Page content records
━━━━━━
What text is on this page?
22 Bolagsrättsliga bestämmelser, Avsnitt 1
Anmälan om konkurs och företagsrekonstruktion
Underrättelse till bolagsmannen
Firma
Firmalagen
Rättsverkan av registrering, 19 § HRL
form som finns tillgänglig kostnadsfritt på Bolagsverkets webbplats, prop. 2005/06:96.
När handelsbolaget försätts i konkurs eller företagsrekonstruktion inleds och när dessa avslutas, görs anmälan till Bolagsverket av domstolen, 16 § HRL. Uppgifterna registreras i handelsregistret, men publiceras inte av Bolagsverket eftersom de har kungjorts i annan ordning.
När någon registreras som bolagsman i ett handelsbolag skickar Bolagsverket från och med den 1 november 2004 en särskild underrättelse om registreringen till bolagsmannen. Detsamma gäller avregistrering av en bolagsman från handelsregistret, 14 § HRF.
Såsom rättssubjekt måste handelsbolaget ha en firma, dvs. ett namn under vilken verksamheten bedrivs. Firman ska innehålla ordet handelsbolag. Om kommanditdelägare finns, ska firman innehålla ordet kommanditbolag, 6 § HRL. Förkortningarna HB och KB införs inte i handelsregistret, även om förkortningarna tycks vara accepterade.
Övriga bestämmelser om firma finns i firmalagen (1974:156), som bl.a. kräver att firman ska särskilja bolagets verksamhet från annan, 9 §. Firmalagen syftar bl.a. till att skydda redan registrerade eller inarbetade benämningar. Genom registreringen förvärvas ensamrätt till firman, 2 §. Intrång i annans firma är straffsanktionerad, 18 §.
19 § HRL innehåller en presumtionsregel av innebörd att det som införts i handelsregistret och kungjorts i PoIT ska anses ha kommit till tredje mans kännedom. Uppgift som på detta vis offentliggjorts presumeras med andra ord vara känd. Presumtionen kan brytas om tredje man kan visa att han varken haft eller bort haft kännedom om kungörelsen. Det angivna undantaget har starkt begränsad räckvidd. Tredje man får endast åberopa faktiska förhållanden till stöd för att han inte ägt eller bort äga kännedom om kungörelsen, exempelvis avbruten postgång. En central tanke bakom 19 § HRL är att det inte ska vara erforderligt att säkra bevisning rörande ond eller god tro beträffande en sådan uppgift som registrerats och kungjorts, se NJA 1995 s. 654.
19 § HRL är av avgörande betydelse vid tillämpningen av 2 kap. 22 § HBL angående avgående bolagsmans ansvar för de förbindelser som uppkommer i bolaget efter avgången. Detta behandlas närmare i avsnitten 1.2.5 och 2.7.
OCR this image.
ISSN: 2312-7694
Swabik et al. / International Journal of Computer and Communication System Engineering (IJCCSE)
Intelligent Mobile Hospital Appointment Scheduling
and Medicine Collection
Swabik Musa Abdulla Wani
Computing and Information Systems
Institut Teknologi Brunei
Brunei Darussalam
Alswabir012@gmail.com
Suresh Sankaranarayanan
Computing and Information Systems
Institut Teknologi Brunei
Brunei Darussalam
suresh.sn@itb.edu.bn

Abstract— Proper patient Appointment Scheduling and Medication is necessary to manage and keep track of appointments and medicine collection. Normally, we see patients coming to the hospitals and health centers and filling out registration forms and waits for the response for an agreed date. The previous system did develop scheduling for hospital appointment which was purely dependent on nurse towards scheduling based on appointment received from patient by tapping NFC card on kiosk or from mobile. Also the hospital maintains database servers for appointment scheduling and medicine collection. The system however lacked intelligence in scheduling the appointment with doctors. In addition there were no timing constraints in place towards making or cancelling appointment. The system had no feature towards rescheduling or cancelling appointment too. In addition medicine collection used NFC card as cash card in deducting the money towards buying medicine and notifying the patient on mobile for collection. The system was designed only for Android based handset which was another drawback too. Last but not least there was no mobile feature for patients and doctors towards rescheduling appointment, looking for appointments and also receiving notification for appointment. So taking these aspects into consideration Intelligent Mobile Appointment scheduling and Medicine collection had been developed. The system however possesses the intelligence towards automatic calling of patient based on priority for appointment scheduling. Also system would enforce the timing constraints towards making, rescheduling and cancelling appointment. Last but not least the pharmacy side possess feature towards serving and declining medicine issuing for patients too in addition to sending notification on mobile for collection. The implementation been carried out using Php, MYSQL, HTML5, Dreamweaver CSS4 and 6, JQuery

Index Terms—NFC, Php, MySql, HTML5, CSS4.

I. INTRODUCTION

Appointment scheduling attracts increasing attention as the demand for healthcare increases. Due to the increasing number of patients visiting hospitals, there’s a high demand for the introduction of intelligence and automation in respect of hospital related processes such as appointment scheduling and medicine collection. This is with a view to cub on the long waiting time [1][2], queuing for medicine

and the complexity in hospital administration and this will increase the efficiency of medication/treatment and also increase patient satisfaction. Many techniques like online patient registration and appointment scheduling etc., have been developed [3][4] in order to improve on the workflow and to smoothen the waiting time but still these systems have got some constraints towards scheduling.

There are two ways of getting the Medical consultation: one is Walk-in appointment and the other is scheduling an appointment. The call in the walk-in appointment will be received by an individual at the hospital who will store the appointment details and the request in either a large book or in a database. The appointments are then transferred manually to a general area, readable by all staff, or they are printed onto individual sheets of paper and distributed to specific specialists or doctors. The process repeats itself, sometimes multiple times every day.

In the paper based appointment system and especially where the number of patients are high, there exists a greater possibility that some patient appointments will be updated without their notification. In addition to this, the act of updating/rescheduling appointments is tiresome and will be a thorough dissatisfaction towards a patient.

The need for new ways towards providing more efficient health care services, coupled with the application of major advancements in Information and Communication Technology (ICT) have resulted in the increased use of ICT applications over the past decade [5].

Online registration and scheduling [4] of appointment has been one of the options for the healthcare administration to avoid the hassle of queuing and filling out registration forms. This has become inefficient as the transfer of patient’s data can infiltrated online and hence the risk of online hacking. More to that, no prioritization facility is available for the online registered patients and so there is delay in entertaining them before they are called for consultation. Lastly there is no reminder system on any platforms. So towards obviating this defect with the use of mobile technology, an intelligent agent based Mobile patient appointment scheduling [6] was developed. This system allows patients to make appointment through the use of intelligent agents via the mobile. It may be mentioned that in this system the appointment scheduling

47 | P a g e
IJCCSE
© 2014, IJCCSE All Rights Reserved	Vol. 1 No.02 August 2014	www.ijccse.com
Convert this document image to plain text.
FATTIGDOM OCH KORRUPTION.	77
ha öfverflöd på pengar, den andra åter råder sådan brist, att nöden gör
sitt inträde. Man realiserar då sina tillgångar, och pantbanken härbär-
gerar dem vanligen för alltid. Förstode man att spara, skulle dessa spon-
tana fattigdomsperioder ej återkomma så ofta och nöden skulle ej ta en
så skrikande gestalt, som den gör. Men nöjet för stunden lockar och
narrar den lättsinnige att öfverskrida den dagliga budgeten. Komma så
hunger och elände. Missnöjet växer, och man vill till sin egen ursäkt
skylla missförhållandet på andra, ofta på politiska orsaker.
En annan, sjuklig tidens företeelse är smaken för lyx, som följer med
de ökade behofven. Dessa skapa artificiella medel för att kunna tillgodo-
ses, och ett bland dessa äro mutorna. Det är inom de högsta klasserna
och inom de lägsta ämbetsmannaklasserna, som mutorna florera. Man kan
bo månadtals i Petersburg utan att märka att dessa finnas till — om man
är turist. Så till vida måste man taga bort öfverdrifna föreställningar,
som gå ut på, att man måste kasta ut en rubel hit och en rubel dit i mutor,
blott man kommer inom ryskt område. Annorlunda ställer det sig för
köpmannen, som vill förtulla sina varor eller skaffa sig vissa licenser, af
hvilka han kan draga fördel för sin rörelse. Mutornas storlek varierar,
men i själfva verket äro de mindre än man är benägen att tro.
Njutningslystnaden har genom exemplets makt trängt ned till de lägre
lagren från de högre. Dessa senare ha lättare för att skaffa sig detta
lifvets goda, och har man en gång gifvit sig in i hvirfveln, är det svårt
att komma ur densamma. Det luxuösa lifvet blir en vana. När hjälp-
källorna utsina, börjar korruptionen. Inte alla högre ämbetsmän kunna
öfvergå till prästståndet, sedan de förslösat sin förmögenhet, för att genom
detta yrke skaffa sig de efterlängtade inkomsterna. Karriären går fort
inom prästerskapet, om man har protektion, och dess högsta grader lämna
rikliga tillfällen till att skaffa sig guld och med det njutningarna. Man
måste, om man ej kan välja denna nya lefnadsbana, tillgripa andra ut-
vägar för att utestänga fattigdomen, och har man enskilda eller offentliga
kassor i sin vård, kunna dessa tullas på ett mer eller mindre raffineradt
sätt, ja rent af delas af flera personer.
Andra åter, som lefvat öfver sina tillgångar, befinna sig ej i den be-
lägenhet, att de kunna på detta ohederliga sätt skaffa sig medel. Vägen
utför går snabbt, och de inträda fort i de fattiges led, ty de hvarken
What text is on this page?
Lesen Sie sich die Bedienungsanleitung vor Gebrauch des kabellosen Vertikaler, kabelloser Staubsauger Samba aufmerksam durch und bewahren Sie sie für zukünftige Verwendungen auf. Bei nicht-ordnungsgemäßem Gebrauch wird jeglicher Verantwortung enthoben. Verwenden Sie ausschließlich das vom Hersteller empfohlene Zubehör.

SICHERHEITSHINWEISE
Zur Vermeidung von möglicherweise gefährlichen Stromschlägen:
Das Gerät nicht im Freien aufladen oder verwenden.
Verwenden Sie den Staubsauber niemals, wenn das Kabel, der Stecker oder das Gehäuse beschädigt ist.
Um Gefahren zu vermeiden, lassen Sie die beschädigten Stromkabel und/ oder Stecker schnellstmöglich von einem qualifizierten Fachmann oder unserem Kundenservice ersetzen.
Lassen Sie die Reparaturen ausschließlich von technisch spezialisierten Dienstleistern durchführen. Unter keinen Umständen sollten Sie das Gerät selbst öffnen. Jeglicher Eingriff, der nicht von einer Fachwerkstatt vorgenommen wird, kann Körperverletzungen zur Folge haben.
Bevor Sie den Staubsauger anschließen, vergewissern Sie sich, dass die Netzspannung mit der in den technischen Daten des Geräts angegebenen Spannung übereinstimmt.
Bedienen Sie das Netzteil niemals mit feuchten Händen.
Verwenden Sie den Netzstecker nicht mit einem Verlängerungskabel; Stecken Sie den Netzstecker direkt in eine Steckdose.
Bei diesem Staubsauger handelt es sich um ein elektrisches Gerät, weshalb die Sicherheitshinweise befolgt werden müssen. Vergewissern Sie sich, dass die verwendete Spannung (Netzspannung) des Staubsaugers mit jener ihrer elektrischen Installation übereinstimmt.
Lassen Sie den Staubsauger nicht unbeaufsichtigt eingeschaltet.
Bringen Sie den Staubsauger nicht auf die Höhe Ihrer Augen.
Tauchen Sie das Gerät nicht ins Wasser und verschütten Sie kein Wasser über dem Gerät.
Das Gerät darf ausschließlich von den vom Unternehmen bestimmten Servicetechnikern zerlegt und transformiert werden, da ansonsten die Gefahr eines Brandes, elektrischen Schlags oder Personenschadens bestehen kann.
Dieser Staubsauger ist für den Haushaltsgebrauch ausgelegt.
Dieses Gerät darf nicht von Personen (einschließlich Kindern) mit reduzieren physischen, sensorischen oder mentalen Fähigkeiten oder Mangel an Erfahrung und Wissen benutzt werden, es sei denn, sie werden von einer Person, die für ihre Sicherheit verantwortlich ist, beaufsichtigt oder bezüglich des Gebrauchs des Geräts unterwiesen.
━━━━━━
TASK DESCRIPTION
Among the lines of the entries, count those containing the string "skulle" and give only the number.

YOUR RESPONSE
2